Job: Find each line with the string "letter" and report it.
-- start of Dataset entries --
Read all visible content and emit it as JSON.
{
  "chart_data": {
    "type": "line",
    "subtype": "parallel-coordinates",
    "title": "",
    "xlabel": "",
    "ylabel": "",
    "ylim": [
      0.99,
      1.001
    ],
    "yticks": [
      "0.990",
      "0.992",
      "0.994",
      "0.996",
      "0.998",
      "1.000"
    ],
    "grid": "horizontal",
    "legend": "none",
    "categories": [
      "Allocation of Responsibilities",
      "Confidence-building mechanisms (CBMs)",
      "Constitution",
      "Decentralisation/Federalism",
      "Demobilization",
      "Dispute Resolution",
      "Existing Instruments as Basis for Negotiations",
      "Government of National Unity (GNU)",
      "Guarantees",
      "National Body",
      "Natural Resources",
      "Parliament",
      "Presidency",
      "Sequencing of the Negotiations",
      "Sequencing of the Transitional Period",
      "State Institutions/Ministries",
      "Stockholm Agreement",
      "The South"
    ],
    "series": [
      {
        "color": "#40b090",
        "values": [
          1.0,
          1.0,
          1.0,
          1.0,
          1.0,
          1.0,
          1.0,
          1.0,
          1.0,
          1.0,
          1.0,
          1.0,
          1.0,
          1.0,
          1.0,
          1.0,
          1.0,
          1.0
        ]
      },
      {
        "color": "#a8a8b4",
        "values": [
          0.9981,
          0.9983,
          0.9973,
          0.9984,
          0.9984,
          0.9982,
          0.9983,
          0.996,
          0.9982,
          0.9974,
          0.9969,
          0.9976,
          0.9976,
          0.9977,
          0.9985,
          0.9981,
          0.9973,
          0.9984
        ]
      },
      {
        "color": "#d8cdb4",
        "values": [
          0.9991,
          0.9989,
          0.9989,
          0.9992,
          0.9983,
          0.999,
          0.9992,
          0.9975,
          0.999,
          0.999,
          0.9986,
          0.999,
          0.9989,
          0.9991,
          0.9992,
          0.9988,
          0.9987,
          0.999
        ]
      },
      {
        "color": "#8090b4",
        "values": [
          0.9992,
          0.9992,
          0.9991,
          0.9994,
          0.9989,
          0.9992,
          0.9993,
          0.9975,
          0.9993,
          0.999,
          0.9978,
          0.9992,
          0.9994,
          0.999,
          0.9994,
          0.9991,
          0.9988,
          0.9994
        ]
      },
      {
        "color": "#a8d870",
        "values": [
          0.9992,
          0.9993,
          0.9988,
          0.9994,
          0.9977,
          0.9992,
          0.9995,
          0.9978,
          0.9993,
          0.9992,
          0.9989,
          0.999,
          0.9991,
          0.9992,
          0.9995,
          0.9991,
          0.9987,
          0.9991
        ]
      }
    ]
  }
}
-- end of Dataset entries --
-- start of Dataset entries --
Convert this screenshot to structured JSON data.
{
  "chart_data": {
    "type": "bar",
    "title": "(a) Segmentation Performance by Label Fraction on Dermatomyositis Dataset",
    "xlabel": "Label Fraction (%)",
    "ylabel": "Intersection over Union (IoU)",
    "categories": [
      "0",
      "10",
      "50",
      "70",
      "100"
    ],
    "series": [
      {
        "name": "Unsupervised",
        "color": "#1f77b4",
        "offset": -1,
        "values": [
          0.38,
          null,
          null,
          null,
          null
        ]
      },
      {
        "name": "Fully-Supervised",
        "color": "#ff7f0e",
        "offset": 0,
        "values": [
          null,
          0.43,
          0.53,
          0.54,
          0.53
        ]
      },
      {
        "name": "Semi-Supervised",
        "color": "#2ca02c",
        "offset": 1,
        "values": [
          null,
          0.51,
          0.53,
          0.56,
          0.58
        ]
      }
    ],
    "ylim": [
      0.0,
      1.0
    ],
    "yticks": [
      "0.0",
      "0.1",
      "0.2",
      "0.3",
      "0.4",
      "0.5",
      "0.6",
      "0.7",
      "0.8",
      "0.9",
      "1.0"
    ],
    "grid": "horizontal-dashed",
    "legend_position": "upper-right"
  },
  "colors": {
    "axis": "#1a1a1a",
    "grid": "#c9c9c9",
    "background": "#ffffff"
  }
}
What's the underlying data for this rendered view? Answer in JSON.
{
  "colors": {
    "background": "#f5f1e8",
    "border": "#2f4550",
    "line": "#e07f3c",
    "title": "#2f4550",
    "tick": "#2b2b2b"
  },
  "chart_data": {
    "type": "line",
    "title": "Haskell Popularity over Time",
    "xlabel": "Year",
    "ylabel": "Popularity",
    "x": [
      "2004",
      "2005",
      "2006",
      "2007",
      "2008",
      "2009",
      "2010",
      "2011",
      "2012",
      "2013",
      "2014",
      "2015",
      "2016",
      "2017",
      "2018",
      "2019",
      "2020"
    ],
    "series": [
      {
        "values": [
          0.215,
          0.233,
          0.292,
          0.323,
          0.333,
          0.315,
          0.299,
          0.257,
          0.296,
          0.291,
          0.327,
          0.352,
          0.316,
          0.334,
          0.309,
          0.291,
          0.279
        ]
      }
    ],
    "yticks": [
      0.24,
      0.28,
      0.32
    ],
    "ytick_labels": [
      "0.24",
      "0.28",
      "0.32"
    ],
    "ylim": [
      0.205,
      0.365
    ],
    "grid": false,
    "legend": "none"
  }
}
-- end of Dataset entries --
-- start of Dataset entries --
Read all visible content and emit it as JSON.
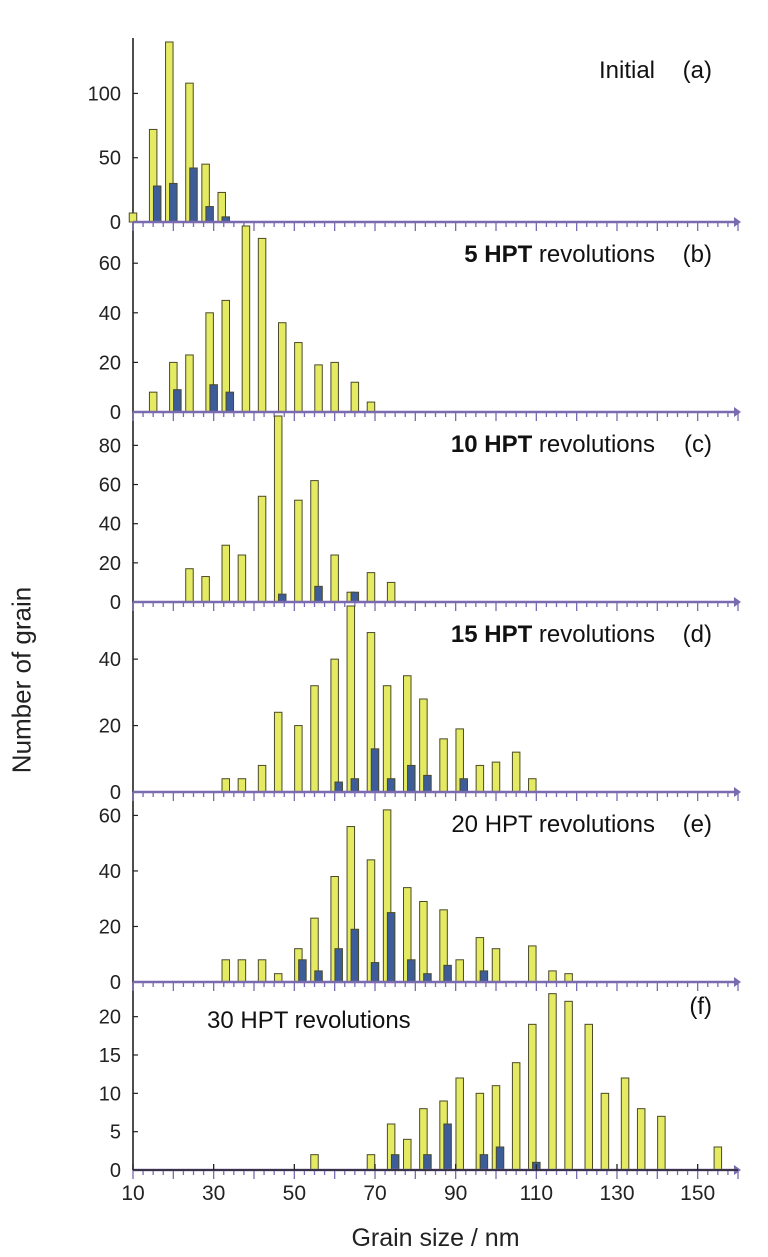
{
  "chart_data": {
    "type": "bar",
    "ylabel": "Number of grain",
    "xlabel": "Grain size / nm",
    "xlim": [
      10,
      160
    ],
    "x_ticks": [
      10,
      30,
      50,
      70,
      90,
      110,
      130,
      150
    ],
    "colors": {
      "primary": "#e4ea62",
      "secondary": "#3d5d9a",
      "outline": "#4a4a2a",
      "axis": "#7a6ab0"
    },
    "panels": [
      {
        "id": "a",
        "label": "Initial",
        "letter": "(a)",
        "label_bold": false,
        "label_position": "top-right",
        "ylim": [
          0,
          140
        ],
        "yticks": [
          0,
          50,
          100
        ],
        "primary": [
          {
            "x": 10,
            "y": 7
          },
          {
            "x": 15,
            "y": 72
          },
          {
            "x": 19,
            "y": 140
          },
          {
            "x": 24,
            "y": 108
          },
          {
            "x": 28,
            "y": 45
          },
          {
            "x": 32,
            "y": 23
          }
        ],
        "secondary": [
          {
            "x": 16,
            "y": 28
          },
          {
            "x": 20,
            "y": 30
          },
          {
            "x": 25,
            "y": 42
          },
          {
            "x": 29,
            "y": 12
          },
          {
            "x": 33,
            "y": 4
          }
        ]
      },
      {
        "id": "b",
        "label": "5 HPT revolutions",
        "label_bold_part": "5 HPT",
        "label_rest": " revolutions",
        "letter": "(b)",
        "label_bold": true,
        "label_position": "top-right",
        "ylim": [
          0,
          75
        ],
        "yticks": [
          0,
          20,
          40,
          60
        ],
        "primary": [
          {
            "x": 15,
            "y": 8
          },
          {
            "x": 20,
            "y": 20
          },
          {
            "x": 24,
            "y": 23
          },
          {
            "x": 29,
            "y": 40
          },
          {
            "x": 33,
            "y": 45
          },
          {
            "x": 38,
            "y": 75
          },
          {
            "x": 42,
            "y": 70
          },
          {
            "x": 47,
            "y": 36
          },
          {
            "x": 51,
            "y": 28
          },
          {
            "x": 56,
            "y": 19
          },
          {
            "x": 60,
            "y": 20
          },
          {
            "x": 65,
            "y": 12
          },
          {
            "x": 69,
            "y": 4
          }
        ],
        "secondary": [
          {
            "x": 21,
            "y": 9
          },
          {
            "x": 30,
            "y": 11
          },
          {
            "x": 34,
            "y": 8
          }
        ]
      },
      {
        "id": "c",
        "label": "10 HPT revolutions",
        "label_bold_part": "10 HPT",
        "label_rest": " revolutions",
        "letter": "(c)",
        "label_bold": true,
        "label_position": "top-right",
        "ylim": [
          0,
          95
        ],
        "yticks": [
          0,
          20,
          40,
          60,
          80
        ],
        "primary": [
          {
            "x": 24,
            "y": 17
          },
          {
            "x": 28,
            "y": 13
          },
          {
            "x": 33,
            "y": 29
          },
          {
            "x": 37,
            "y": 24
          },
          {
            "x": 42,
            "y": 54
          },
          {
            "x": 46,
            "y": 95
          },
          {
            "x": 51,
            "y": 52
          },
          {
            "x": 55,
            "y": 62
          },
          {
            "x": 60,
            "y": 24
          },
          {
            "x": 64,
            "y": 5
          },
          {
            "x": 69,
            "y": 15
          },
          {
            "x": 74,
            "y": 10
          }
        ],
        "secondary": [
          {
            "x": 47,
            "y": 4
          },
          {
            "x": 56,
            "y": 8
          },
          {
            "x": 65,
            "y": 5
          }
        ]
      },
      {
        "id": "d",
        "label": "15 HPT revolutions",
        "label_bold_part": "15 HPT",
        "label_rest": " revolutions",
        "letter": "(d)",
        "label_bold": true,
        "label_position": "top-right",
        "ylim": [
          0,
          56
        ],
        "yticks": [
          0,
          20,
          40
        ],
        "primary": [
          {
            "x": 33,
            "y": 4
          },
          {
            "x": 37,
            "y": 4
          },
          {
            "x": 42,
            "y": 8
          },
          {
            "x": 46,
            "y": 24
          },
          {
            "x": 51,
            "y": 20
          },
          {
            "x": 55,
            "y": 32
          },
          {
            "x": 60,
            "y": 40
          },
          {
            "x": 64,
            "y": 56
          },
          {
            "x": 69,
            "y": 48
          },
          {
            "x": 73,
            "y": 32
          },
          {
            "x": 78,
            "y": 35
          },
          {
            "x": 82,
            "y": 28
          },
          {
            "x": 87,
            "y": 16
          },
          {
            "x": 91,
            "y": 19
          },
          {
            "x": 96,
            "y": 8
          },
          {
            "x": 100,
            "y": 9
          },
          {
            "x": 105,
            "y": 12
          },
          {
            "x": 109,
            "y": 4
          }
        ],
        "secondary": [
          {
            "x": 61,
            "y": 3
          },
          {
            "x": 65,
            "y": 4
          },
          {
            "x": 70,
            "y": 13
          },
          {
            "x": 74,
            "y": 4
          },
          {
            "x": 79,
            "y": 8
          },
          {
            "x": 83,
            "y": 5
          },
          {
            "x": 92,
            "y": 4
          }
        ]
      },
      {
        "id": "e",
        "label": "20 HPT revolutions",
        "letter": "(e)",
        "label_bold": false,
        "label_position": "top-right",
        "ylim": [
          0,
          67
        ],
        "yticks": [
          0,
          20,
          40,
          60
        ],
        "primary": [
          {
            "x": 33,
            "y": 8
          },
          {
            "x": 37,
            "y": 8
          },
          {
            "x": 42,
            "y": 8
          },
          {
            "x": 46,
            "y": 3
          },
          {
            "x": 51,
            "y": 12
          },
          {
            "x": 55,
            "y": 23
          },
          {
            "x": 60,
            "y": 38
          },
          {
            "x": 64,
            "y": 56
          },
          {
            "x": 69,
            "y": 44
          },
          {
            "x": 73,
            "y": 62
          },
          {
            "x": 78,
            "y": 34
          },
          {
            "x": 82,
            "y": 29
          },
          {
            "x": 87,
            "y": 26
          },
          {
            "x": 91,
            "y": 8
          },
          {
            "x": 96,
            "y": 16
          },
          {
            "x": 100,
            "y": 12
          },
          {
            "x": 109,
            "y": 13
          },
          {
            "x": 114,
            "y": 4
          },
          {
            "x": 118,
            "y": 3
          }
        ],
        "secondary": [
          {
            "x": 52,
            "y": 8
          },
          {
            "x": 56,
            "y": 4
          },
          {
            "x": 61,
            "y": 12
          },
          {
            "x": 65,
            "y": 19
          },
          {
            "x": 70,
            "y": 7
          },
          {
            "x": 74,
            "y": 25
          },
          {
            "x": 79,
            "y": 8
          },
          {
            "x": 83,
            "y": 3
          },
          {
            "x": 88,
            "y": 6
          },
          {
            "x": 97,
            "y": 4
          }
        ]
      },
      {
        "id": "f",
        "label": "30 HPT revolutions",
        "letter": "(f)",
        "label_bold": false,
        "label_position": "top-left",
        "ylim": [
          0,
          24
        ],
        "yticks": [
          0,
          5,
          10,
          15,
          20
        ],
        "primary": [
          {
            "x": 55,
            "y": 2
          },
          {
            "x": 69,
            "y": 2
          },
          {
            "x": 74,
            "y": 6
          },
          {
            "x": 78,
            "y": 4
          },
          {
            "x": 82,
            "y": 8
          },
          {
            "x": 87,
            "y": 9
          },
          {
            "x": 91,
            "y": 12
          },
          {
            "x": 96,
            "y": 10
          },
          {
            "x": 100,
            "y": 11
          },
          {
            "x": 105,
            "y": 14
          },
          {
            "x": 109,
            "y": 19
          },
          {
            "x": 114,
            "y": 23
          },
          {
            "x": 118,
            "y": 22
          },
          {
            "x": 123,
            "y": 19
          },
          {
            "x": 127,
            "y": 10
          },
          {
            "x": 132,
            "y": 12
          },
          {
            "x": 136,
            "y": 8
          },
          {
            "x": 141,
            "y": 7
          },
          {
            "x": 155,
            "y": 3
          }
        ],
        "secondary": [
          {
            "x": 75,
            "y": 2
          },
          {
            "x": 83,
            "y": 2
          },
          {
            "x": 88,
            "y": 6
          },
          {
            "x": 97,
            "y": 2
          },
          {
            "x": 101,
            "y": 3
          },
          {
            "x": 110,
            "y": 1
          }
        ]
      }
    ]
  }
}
-- end of Dataset entries --
Task result:
        "letter": "(a)",
        "letter": "(b)",
        "letter": "(c)",
        "letter": "(d)",
        "letter": "(e)",
        "letter": "(f)",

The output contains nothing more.